→ What to do
Each line of the material below should be reproduced exactly.
**********
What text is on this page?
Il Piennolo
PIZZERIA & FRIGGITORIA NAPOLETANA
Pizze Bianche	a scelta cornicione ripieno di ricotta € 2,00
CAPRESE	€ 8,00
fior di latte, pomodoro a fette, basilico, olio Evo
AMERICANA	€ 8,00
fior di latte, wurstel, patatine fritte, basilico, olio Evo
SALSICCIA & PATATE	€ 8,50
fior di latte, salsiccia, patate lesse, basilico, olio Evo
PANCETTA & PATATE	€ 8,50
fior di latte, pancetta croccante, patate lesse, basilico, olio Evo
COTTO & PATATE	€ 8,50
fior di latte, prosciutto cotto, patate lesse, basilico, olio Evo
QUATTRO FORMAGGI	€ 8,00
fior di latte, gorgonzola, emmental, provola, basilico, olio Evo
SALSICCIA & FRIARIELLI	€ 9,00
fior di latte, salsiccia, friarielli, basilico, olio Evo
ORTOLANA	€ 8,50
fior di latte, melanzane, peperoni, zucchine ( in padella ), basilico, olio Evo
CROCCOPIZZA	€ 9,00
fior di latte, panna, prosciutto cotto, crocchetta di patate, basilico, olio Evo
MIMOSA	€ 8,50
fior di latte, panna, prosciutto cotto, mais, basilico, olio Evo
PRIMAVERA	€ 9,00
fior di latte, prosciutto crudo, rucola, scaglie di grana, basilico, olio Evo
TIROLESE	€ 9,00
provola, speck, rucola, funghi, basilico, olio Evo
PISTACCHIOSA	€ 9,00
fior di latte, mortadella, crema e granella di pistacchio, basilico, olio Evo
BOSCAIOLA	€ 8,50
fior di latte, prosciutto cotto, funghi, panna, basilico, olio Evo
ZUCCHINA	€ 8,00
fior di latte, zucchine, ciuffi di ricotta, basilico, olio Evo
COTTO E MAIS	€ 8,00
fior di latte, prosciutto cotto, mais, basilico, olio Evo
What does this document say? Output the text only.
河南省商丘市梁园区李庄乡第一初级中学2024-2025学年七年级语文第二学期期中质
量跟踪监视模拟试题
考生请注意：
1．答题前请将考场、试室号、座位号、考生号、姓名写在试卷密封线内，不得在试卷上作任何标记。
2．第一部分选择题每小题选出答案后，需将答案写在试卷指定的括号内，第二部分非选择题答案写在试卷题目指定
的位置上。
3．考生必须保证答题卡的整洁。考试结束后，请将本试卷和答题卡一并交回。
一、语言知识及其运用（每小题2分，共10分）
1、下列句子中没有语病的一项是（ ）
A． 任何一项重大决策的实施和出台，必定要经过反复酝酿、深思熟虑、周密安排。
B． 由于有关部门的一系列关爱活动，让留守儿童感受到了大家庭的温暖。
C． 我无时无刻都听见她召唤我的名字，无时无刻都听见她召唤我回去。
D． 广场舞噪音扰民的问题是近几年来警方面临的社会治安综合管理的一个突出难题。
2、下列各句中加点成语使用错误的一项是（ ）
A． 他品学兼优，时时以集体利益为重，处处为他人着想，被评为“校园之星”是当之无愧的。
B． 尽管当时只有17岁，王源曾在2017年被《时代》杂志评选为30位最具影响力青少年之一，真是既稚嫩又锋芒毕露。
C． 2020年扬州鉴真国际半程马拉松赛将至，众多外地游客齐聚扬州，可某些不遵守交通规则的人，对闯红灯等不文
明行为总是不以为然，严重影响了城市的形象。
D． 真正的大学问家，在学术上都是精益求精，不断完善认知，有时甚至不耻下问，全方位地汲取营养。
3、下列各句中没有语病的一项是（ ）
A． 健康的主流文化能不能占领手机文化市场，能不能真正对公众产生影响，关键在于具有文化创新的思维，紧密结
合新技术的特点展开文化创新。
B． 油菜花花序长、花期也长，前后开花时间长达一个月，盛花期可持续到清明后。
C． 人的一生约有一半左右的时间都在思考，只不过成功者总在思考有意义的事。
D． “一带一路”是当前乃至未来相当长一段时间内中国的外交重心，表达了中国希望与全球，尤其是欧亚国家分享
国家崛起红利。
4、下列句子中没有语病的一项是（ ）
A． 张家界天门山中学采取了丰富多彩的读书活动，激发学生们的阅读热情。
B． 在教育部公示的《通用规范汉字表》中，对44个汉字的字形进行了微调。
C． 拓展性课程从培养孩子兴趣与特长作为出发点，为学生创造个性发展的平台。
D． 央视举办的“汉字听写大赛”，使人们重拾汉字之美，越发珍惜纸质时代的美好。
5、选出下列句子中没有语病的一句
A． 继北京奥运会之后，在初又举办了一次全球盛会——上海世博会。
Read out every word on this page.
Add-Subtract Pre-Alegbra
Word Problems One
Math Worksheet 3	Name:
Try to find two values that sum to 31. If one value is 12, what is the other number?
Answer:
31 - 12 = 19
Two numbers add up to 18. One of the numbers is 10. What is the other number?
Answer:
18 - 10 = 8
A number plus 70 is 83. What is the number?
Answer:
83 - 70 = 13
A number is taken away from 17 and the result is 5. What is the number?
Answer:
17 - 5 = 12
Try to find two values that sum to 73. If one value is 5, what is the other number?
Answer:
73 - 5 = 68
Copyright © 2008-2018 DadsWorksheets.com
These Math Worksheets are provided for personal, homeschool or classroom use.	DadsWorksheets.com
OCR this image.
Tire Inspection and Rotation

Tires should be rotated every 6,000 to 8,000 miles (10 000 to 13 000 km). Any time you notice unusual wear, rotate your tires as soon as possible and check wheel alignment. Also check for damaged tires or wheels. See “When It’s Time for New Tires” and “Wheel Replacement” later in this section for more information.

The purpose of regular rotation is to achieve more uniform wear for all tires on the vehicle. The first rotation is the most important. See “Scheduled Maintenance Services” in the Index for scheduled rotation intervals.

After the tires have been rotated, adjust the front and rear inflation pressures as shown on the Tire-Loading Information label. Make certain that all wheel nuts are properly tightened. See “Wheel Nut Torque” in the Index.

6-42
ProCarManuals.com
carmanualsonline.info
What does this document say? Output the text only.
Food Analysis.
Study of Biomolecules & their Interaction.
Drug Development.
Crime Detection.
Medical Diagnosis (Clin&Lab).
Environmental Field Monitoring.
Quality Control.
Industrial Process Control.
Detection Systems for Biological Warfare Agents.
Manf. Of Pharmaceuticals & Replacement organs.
**********
→ Problem solution
What text is on this page?
Il Piennolo
PIZZERIA & FRIGGITORIA NAPOLETANA
Pizze Bianche	a scelta cornicione ripieno di ricotta € 2,00
CAPRESE	€ 8,00
fior di latte, pomodoro a fette, basilico, olio Evo
AMERICANA	€ 8,00
fior di latte, wurstel, patatine fritte, basilico, olio Evo
SALSICCIA & PATATE	€ 8,50
fior di latte, salsiccia, patate lesse, basilico, olio Evo
PANCETTA & PATATE	€ 8,50
fior di latte, pancetta croccante, patate lesse, basilico, olio Evo
COTTO & PATATE	€ 8,50
fior di latte, prosciutto cotto, patate lesse, basilico, olio Evo
QUATTRO FORMAGGI	€ 8,00
fior di latte, gorgonzola, emmental, provola, basilico, olio Evo
SALSICCIA & FRIARIELLI	€ 9,00
fior di latte, salsiccia, friarielli, basilico, olio Evo
ORTOLANA	€ 8,50
fior di latte, melanzane, peperoni, zucchine ( in padella ), basilico, olio Evo
CROCCOPIZZA	€ 9,00
fior di latte, panna, prosciutto cotto, crocchetta di patate, basilico, olio Evo
MIMOSA	€ 8,50
fior di latte, panna, prosciutto cotto, mais, basilico, olio Evo
PRIMAVERA	€ 9,00
fior di latte, prosciutto crudo, rucola, scaglie di grana, basilico, olio Evo
TIROLESE	€ 9,00
provola, speck, rucola, funghi, basilico, olio Evo
PISTACCHIOSA	€ 9,00
fior di latte, mortadella, crema e granella di pistacchio, basilico, olio Evo
BOSCAIOLA	€ 8,50
fior di latte, prosciutto cotto, funghi, panna, basilico, olio Evo
ZUCCHINA	€ 8,00
fior di latte, zucchine, ciuffi di ricotta, basilico, olio Evo
COTTO E MAIS	€ 8,00
fior di latte, prosciutto cotto, mais, basilico, olio Evo
What does this document say? Output the text only.
河南省商丘市梁园区李庄乡第一初级中学2024-2025学年七年级语文第二学期期中质
量跟踪监视模拟试题
考生请注意：
1．答题前请将考场、试室号、座位号、考生号、姓名写在试卷密封线内，不得在试卷上作任何标记。
2．第一部分选择题每小题选出答案后，需将答案写在试卷指定的括号内，第二部分非选择题答案写在试卷题目指定
的位置上。
3．考生必须保证答题卡的整洁。考试结束后，请将本试卷和答题卡一并交回。
一、语言知识及其运用（每小题2分，共10分）
1、下列句子中没有语病的一项是（ ）
A． 任何一项重大决策的实施和出台，必定要经过反复酝酿、深思熟虑、周密安排。
B． 由于有关部门的一系列关爱活动，让留守儿童感受到了大家庭的温暖。
C． 我无时无刻都听见她召唤我的名字，无时无刻都听见她召唤我回去。
D． 广场舞噪音扰民的问题是近几年来警方面临的社会治安综合管理的一个突出难题。
2、下列各句中加点成语使用错误的一项是（ ）
A． 他品学兼优，时时以集体利益为重，处处为他人着想，被评为“校园之星”是当之无愧的。
B． 尽管当时只有17岁，王源曾在2017年被《时代》杂志评选为30位最具影响力青少年之一，真是既稚嫩又锋芒毕露。
C． 2020年扬州鉴真国际半程马拉松赛将至，众多外地游客齐聚扬州，可某些不遵守交通规则的人，对闯红灯等不文
明行为总是不以为然，严重影响了城市的形象。
D． 真正的大学问家，在学术上都是精益求精，不断完善认知，有时甚至不耻下问，全方位地汲取营养。
3、下列各句中没有语病的一项是（ ）
A． 健康的主流文化能不能占领手机文化市场，能不能真正对公众产生影响，关键在于具有文化创新的思维，紧密结
合新技术的特点展开文化创新。
B． 油菜花花序长、花期也长，前后开花时间长达一个月，盛花期可持续到清明后。
C． 人的一生约有一半左右的时间都在思考，只不过成功者总在思考有意义的事。
D． “一带一路”是当前乃至未来相当长一段时间内中国的外交重心，表达了中国希望与全球，尤其是欧亚国家分享
国家崛起红利。
4、下列句子中没有语病的一项是（ ）
A． 张家界天门山中学采取了丰富多彩的读书活动，激发学生们的阅读热情。
B． 在教育部公示的《通用规范汉字表》中，对44个汉字的字形进行了微调。
C． 拓展性课程从培养孩子兴趣与特长作为出发点，为学生创造个性发展的平台。
D． 央视举办的“汉字听写大赛”，使人们重拾汉字之美，越发珍惜纸质时代的美好。
5、选出下列句子中没有语病的一句
A． 继北京奥运会之后，在初又举办了一次全球盛会——上海世博会。
Read out every word on this page.
Add-Subtract Pre-Alegbra
Word Problems One
Math Worksheet 3	Name:
Try to find two values that sum to 31. If one value is 12, what is the other number?
Answer:
31 - 12 = 19
Two numbers add up to 18. One of the numbers is 10. What is the other number?
Answer:
18 - 10 = 8
A number plus 70 is 83. What is the number?
Answer:
83 - 70 = 13
A number is taken away from 17 and the result is 5. What is the number?
Answer:
17 - 5 = 12
Try to find two values that sum to 73. If one value is 5, what is the other number?
Answer:
73 - 5 = 68
Copyright © 2008-2018 DadsWorksheets.com
These Math Worksheets are provided for personal, homeschool or classroom use.	DadsWorksheets.com
OCR this image.
Tire Inspection and Rotation

Tires should be rotated every 6,000 to 8,000 miles (10 000 to 13 000 km). Any time you notice unusual wear, rotate your tires as soon as possible and check wheel alignment. Also check for damaged tires or wheels. See “When It’s Time for New Tires” and “Wheel Replacement” later in this section for more information.

The purpose of regular rotation is to achieve more uniform wear for all tires on the vehicle. The first rotation is the most important. See “Scheduled Maintenance Services” in the Index for scheduled rotation intervals.

After the tires have been rotated, adjust the front and rear inflation pressures as shown on the Tire-Loading Information label. Make certain that all wheel nuts are properly tightened. See “Wheel Nut Torque” in the Index.

6-42
ProCarManuals.com
carmanualsonline.info
What does this document say? Output the text only.
Food Analysis.
Study of Biomolecules & their Interaction.
Drug Development.
Crime Detection.
Medical Diagnosis (Clin&Lab).
Environmental Field Monitoring.
Quality Control.
Industrial Process Control.
Detection Systems for Biological Warfare Agents.
Manf. Of Pharmaceuticals & Replacement organs.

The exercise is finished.